[Stored data]
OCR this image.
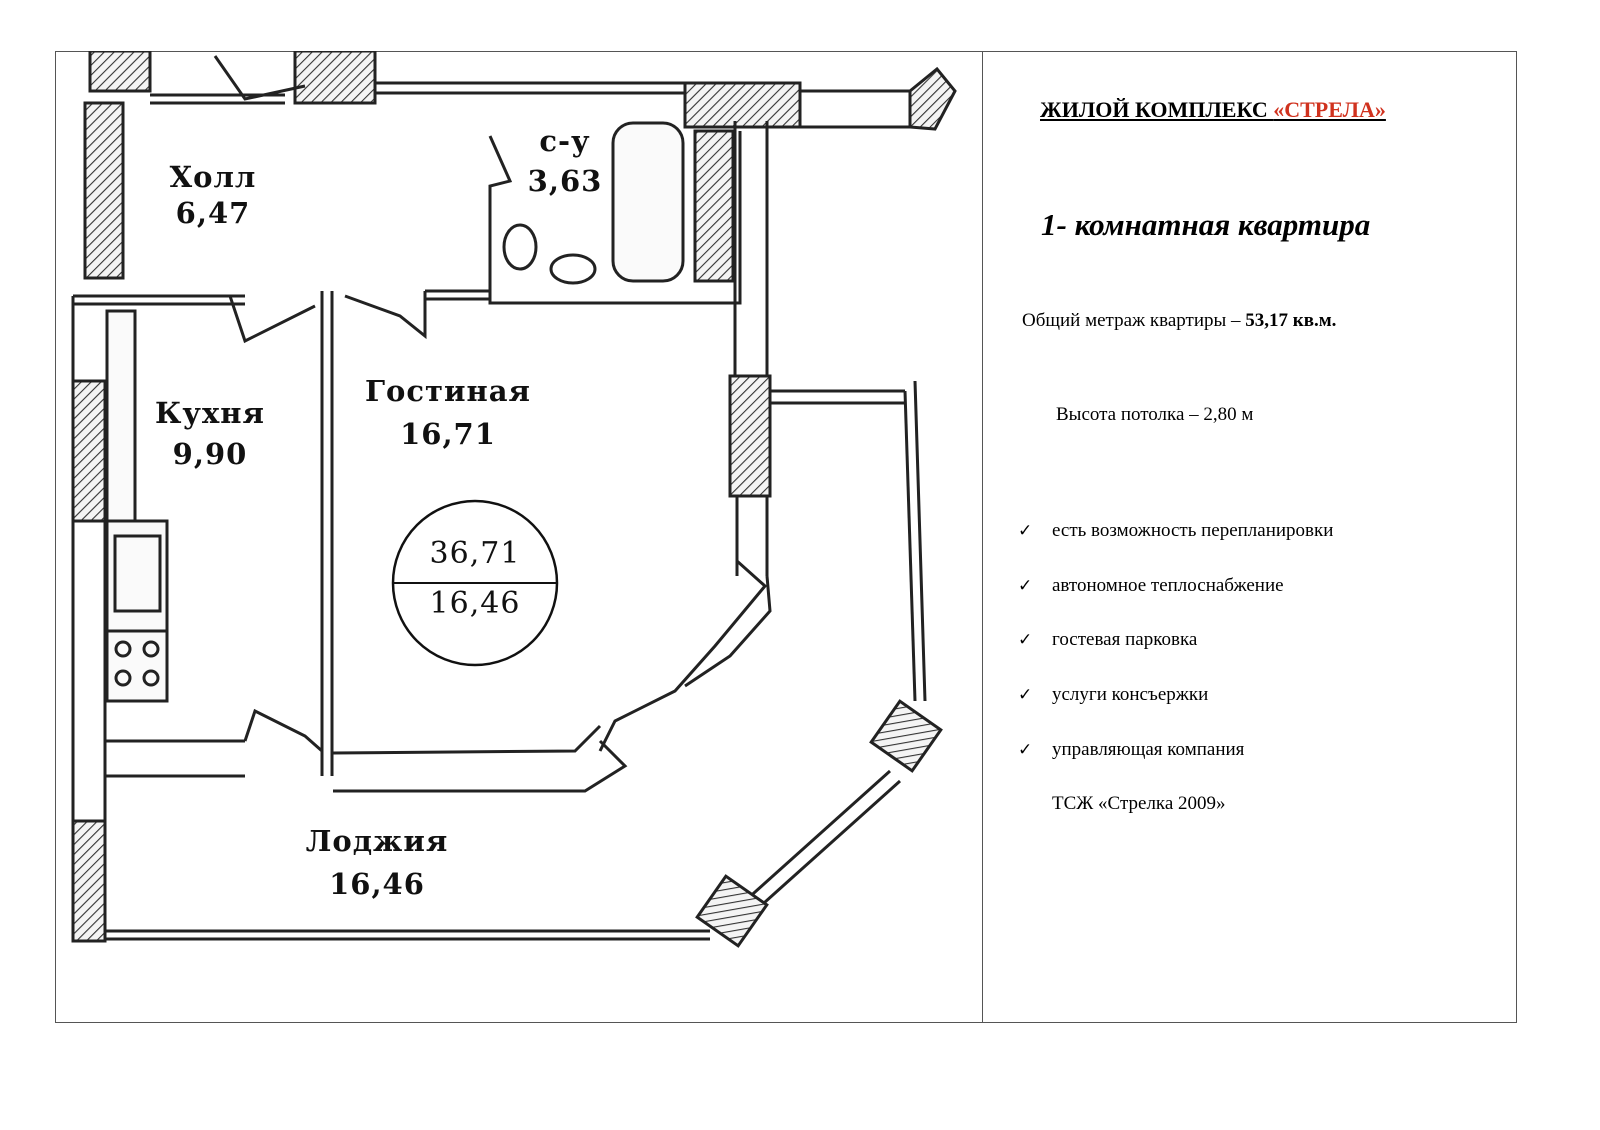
Холл
6,47
с-у
3,63
Кухня
9,90
Гостиная
16,71
Лоджия
16,46
36,71
16,46
ЖИЛОЙ КОМПЛЕКС «СТРЕЛА»
1- комнатная квартира
Общий метраж квартиры – 53,17 кв.м.
Высота потолка – 2,80 м
✓ есть возможность перепланировки
✓ автономное теплоснабжение
✓ гостевая парковка
✓ услуги консъержки
✓ управляющая компания
ТСЖ «Стрелка 2009»
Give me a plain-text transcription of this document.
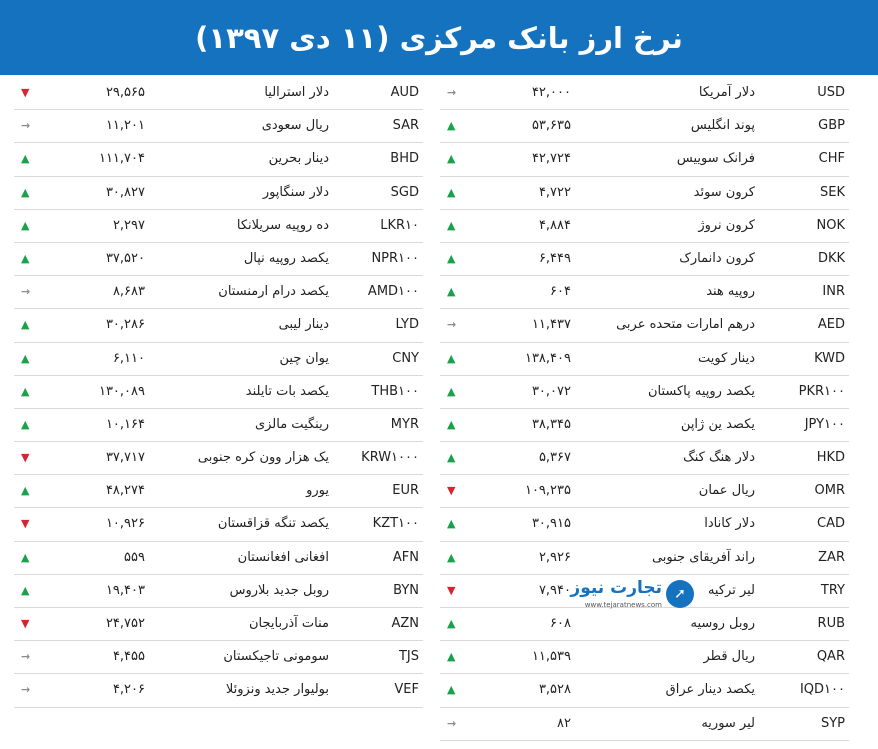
نرخ ارز بانک مرکزی (۱۱ دی ۱۳۹۷)
USD
دلار آمریکا
۴۲,۰۰۰
→
GBP
پوند انگلیس
۵۳,۶۳۵
▲
CHF
فرانک سوییس
۴۲,۷۲۴
▲
SEK
کرون سوئد
۴,۷۲۲
▲
NOK
کرون نروژ
۴,۸۸۴
▲
DKK
کرون دانمارک
۶,۴۴۹
▲
INR
روپیه هند
۶۰۴
▲
AED
درهم امارات متحده عربی
۱۱,۴۳۷
→
KWD
دینار کویت
۱۳۸,۴۰۹
▲
PKR۱۰۰
یکصد روپیه پاکستان
۳۰,۰۷۲
▲
JPY۱۰۰
یکصد ین ژاپن
۳۸,۳۴۵
▲
HKD
دلار هنگ کنگ
۵,۳۶۷
▲
OMR
ریال عمان
۱۰۹,۲۳۵
▼
CAD
دلار کانادا
۳۰,۹۱۵
▲
ZAR
راند آفریقای جنوبی
۲,۹۲۶
▲
TRY
لیر ترکیه
۷,۹۴۰
▼
RUB
روبل روسیه
۶۰۸
▲
QAR
ریال قطر
۱۱,۵۳۹
▲
IQD۱۰۰
یکصد دینار عراق
۳,۵۲۸
▲
SYP
لیر سوریه
۸۲
→
AUD
دلار استرالیا
۲۹,۵۶۵
▼
SAR
ریال سعودی
۱۱,۲۰۱
→
BHD
دینار بحرین
۱۱۱,۷۰۴
▲
SGD
دلار سنگاپور
۳۰,۸۲۷
▲
LKR۱۰
ده روپیه سریلانکا
۲,۲۹۷
▲
NPR۱۰۰
یکصد روپیه نپال
۳۷,۵۲۰
▲
AMD۱۰۰
یکصد درام ارمنستان
۸,۶۸۳
→
LYD
دینار لیبی
۳۰,۲۸۶
▲
CNY
یوان چین
۶,۱۱۰
▲
THB۱۰۰
یکصد بات تایلند
۱۳۰,۰۸۹
▲
MYR
رینگیت مالزی
۱۰,۱۶۴
▲
KRW۱۰۰۰
یک هزار وون کره جنوبی
۳۷,۷۱۷
▼
EUR
یورو
۴۸,۲۷۴
▲
KZT۱۰۰
یکصد تنگه قزاقستان
۱۰,۹۲۶
▼
AFN
افغانی افغانستان
۵۵۹
▲
BYN
روبل جدید بلاروس
۱۹,۴۰۳
▲
AZN
منات آذربایجان
۲۴,۷۵۲
▼
TJS
سومونی تاجیکستان
۴,۴۵۵
→
VEF
بولیوار جدید ونزوئلا
۴,۲۰۶
→
➚
تجارت نیوز
www.tejaratnews.com
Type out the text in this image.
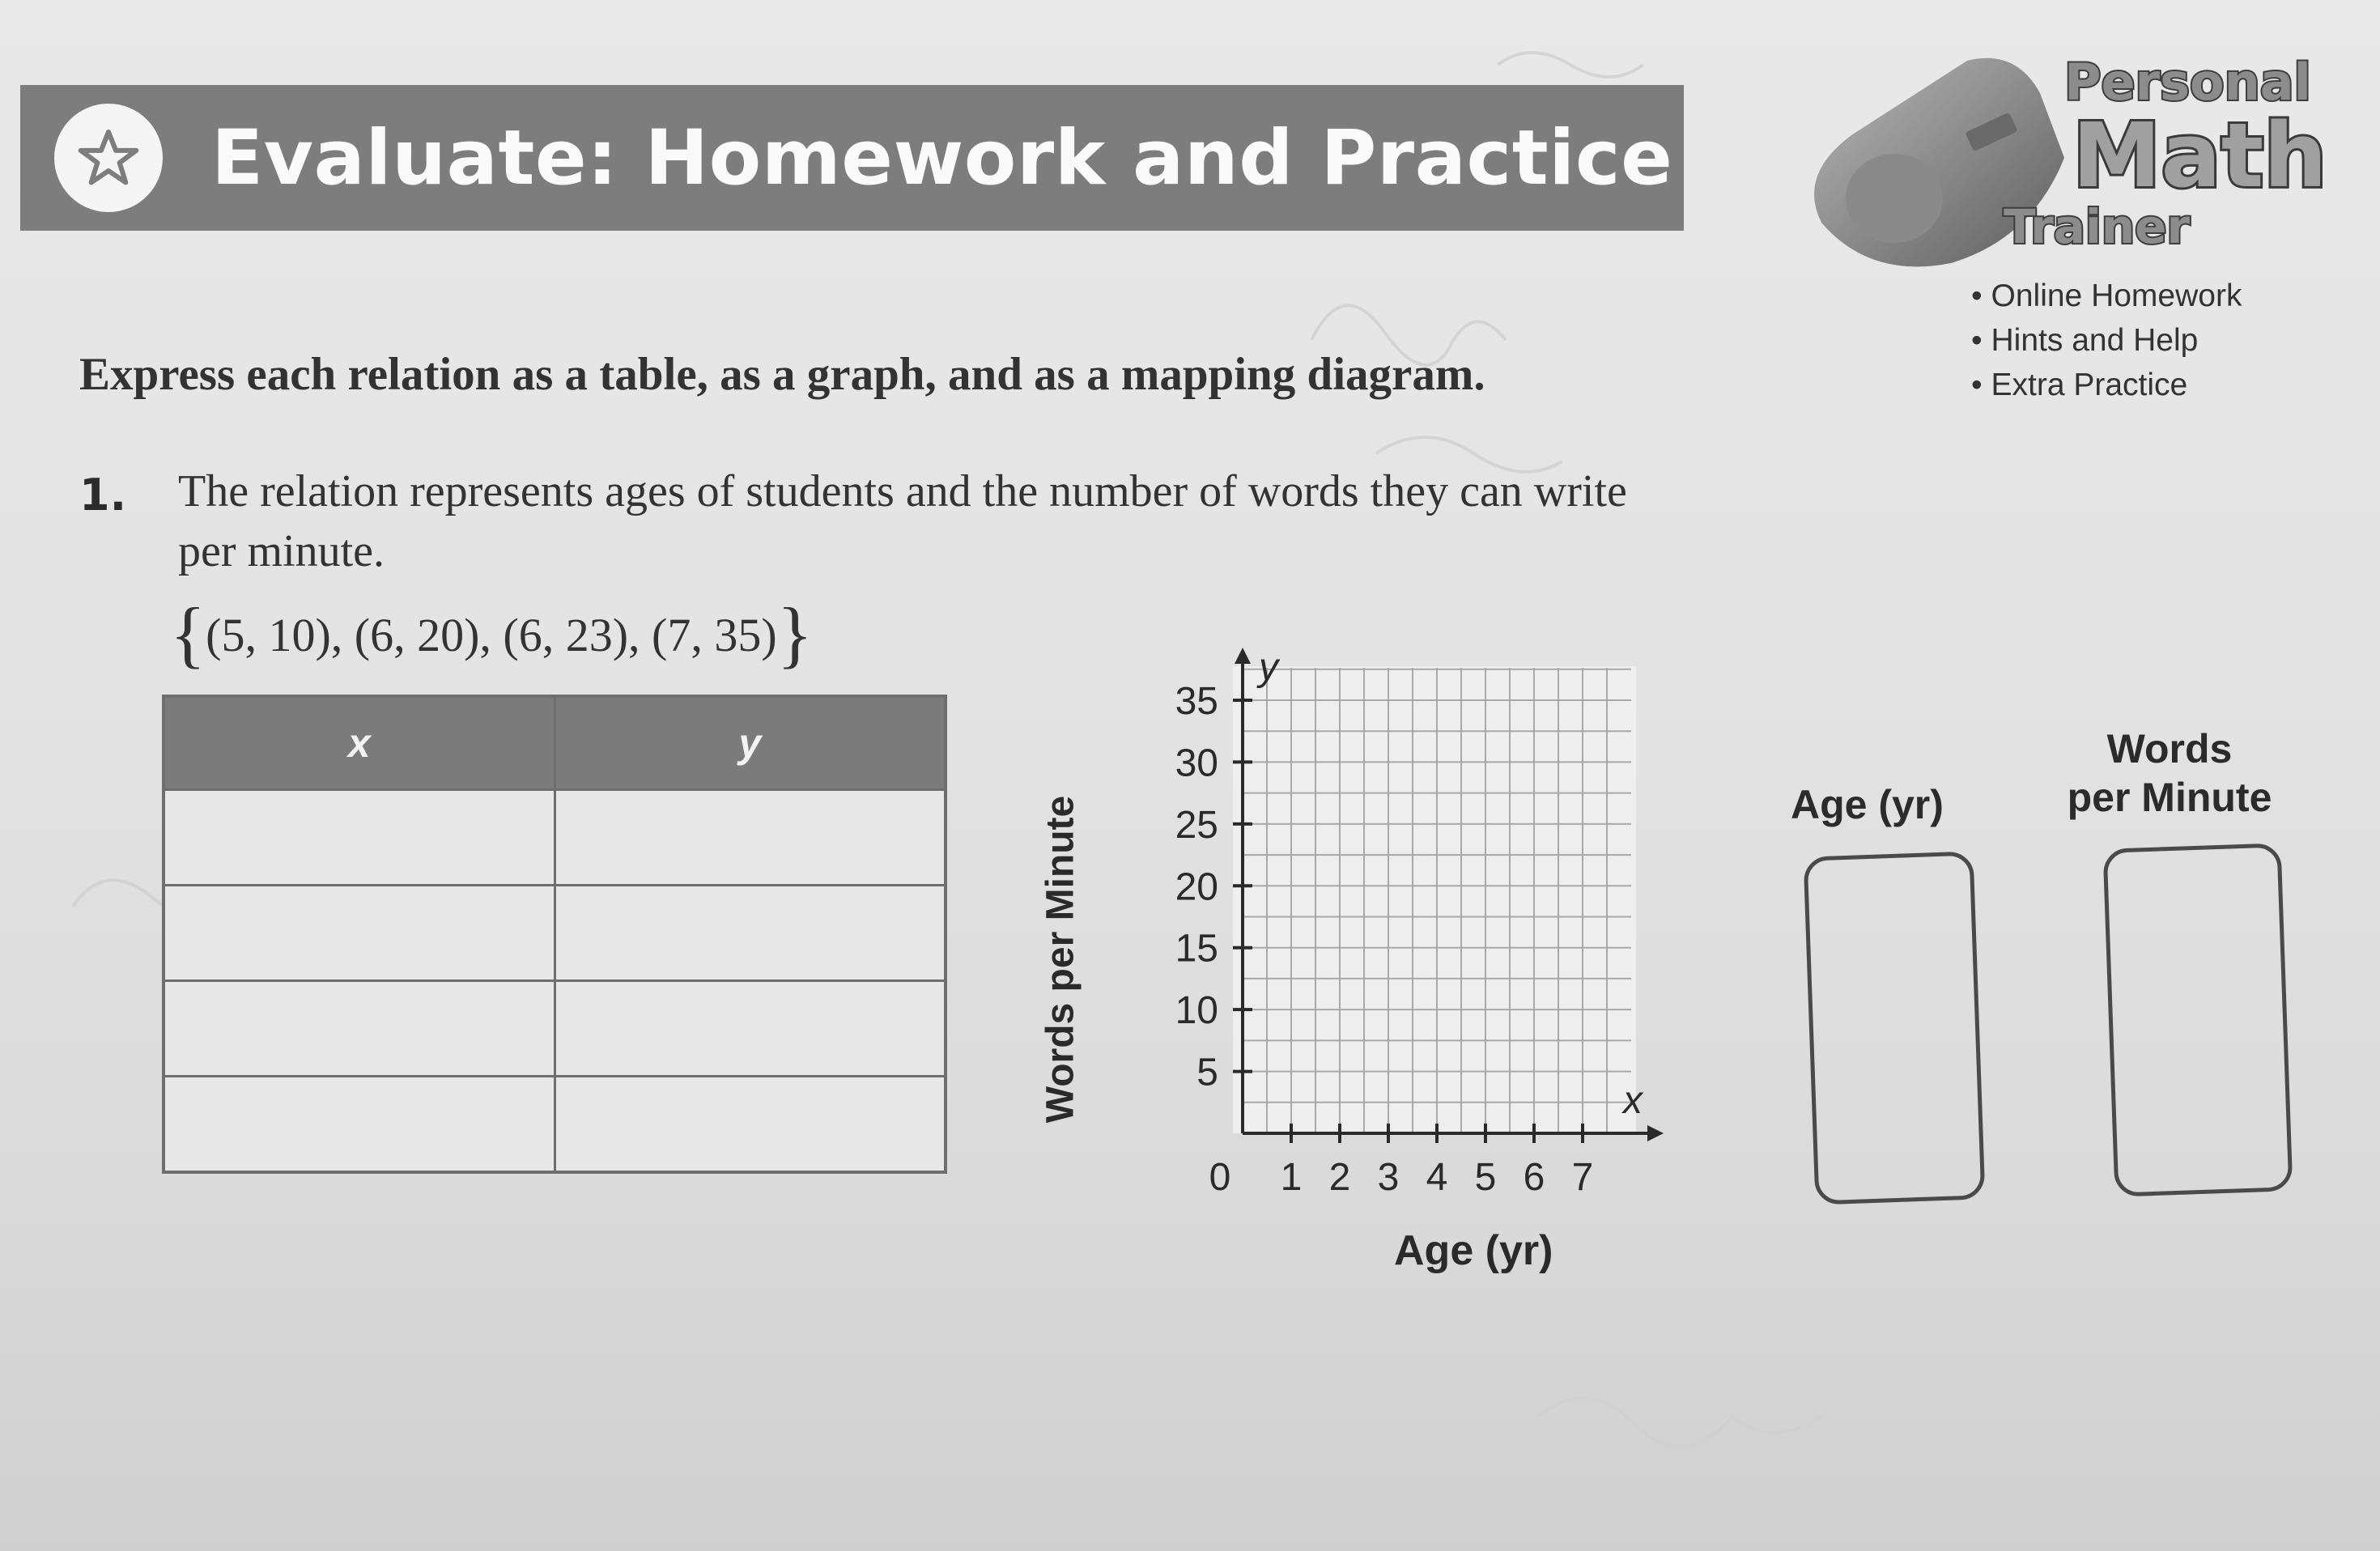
Evaluate: Homework and Practice
Personal
Math
Trainer
• Online Homework
• Hints and Help
• Extra Practice
Express each relation as a table, as a graph, and as a mapping diagram.
1. The relation represents ages of students and the number of words they can write per minute.
{(5, 10), (6, 20), (6, 23), (7, 35)}
x	y

x
y
0 1 2 3 4 5 6 7
5
10
15
20
25
30
35
Words per Minute
Age (yr)
Age (yr)
Words
per Minute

Directive >> Reproduce all the records verbatim, excluding images.

Response below >>
OCR this image.
Холл
6,47
с-у
3,63
Кухня
9,90
Гостиная
16,71
Лоджия
16,46
36,71
16,46
ЖИЛОЙ КОМПЛЕКС «СТРЕЛА»
1- комнатная квартира
Общий метраж квартиры – 53,17 кв.м.
Высота потолка – 2,80 м
✓ есть возможность перепланировки
✓ автономное теплоснабжение
✓ гостевая парковка
✓ услуги консъержки
✓ управляющая компания
ТСЖ «Стрелка 2009»
Give me a plain-text transcription of this document.
نرخ ارز بانک مرکزی (۱۱ دی ۱۳۹۷)
USD
دلار آمریکا
۴۲,۰۰۰
→
GBP
پوند انگلیس
۵۳,۶۳۵
▲
CHF
فرانک سوییس
۴۲,۷۲۴
▲
SEK
کرون سوئد
۴,۷۲۲
▲
NOK
کرون نروژ
۴,۸۸۴
▲
DKK
کرون دانمارک
۶,۴۴۹
▲
INR
روپیه هند
۶۰۴
▲
AED
درهم امارات متحده عربی
۱۱,۴۳۷
→
KWD
دینار کویت
۱۳۸,۴۰۹
▲
PKR۱۰۰
یکصد روپیه پاکستان
۳۰,۰۷۲
▲
JPY۱۰۰
یکصد ین ژاپن
۳۸,۳۴۵
▲
HKD
دلار هنگ کنگ
۵,۳۶۷
▲
OMR
ریال عمان
۱۰۹,۲۳۵
▼
CAD
دلار کانادا
۳۰,۹۱۵
▲
ZAR
راند آفریقای جنوبی
۲,۹۲۶
▲
TRY
لیر ترکیه
۷,۹۴۰
▼
RUB
روبل روسیه
۶۰۸
▲
QAR
ریال قطر
۱۱,۵۳۹
▲
IQD۱۰۰
یکصد دینار عراق
۳,۵۲۸
▲
SYP
لیر سوریه
۸۲
→
AUD
دلار استرالیا
۲۹,۵۶۵
▼
SAR
ریال سعودی
۱۱,۲۰۱
→
BHD
دینار بحرین
۱۱۱,۷۰۴
▲
SGD
دلار سنگاپور
۳۰,۸۲۷
▲
LKR۱۰
ده روپیه سریلانکا
۲,۲۹۷
▲
NPR۱۰۰
یکصد روپیه نپال
۳۷,۵۲۰
▲
AMD۱۰۰
یکصد درام ارمنستان
۸,۶۸۳
→
LYD
دینار لیبی
۳۰,۲۸۶
▲
CNY
یوان چین
۶,۱۱۰
▲
THB۱۰۰
یکصد بات تایلند
۱۳۰,۰۸۹
▲
MYR
رینگیت مالزی
۱۰,۱۶۴
▲
KRW۱۰۰۰
یک هزار وون کره جنوبی
۳۷,۷۱۷
▼
EUR
یورو
۴۸,۲۷۴
▲
KZT۱۰۰
یکصد تنگه قزاقستان
۱۰,۹۲۶
▼
AFN
افغانی افغانستان
۵۵۹
▲
BYN
روبل جدید بلاروس
۱۹,۴۰۳
▲
AZN
منات آذربایجان
۲۴,۷۵۲
▼
TJS
سومونی تاجیکستان
۴,۴۵۵
→
VEF
بولیوار جدید ونزوئلا
۴,۲۰۶
→
➚
تجارت نیوز
www.tejaratnews.com
Type out the text in this image.
Evaluate: Homework and Practice
Personal
Math
Trainer
• Online Homework
• Hints and Help
• Extra Practice
Express each relation as a table, as a graph, and as a mapping diagram.
1. The relation represents ages of students and the number of words they can write per minute.
{(5, 10), (6, 20), (6, 23), (7, 35)}
x	y

x
y
0 1 2 3 4 5 6 7
5
10
15
20
25
30
35
Words per Minute
Age (yr)
Age (yr)
Words
per Minute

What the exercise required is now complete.